## PROBLEM STATEMENT
Go through the entries below and collect each line with the string "一般情况下" in it.

Dataset items
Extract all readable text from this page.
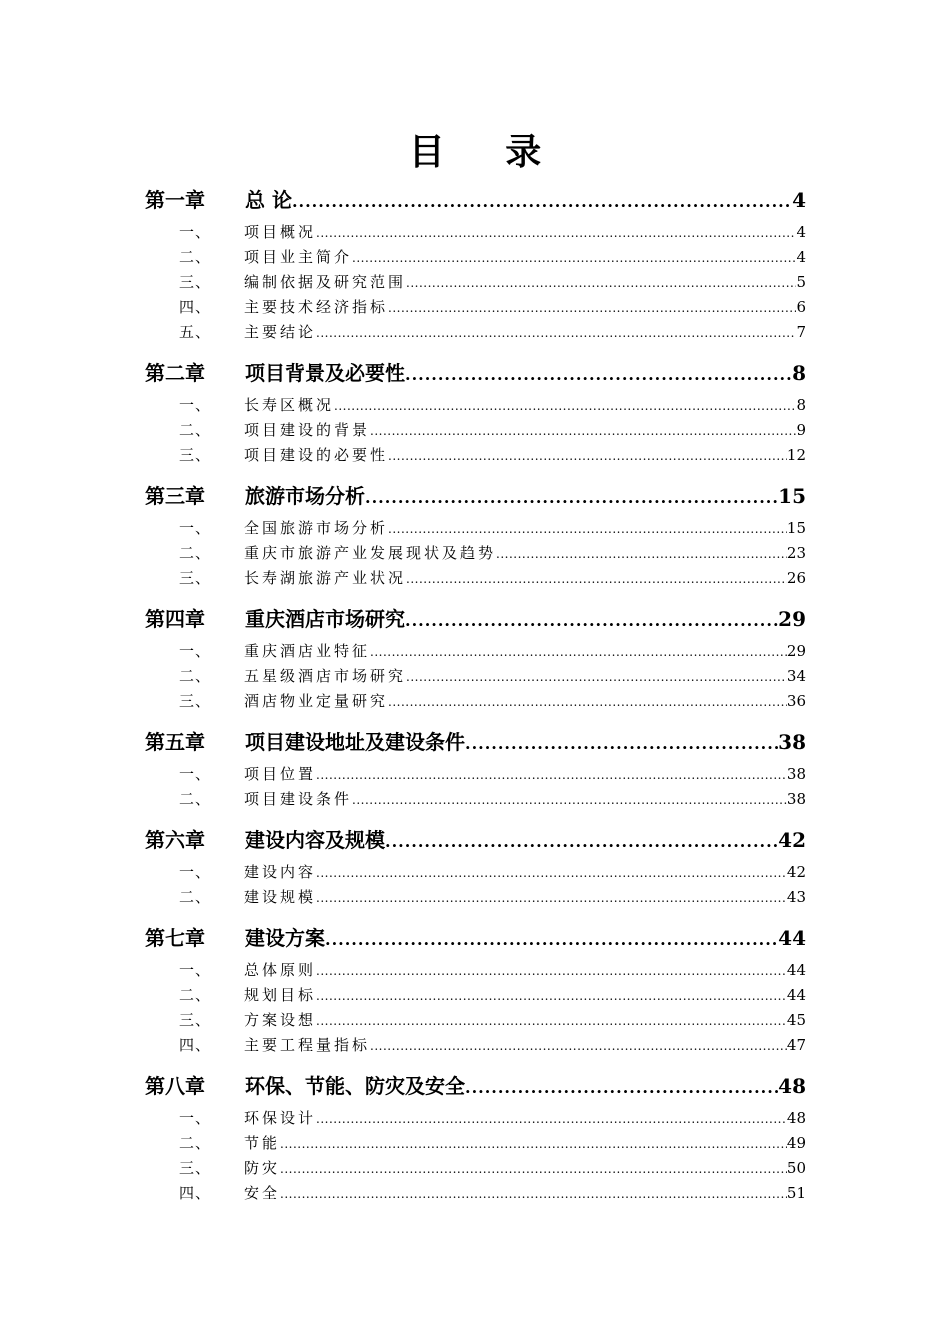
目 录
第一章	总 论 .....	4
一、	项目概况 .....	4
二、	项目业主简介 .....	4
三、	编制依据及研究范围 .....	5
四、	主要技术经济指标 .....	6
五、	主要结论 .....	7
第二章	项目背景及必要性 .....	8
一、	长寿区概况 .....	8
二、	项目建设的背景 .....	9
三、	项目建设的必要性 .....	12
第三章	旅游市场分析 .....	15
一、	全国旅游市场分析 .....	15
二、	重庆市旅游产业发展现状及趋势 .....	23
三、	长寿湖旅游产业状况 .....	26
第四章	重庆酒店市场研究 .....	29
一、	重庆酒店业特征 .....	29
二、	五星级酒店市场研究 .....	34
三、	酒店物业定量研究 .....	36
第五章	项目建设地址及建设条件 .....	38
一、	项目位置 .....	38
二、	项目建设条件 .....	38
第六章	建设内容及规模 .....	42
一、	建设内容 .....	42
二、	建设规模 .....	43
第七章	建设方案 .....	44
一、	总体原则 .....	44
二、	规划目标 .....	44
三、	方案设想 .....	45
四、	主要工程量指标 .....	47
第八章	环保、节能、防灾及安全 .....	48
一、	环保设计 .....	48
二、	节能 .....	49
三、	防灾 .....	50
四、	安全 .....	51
...
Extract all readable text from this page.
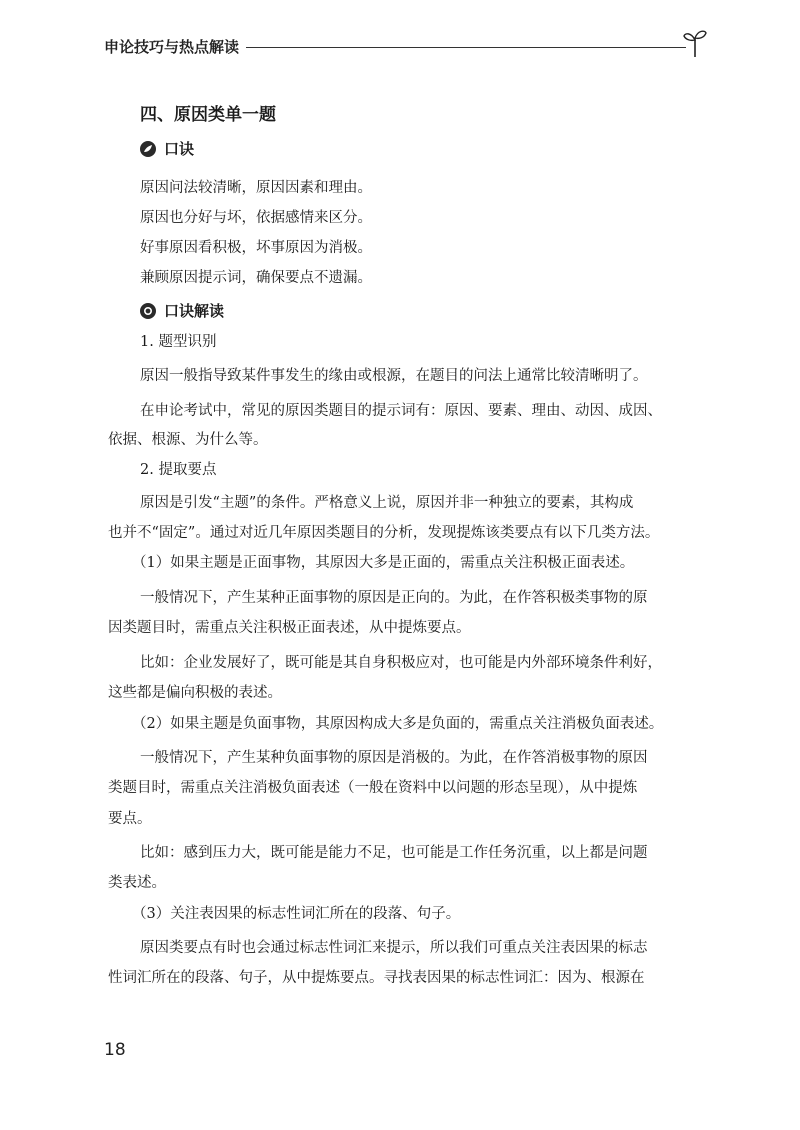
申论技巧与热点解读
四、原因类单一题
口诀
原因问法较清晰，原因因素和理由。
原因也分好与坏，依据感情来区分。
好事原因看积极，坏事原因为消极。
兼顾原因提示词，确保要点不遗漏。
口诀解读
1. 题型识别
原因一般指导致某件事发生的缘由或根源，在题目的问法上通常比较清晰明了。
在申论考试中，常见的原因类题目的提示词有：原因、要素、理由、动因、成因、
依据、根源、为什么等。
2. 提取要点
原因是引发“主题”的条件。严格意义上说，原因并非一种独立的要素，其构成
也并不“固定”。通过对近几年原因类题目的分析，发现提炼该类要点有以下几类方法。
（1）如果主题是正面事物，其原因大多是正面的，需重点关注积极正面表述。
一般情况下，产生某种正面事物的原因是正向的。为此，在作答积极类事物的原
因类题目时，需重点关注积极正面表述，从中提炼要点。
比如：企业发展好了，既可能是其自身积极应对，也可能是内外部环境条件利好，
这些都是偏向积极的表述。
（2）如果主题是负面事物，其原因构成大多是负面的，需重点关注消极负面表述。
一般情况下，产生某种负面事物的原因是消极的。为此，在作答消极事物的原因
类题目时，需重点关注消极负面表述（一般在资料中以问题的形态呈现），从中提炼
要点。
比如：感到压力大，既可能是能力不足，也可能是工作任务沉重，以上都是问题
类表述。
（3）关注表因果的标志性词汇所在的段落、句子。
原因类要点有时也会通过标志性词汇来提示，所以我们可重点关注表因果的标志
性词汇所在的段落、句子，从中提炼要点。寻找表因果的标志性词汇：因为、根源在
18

## ANSWER TO THIS EXERCISE
一般情况下，产生某种正面事物的原因是正向的。为此，在作答积极类事物的原
一般情况下，产生某种负面事物的原因是消极的。为此，在作答消极事物的原因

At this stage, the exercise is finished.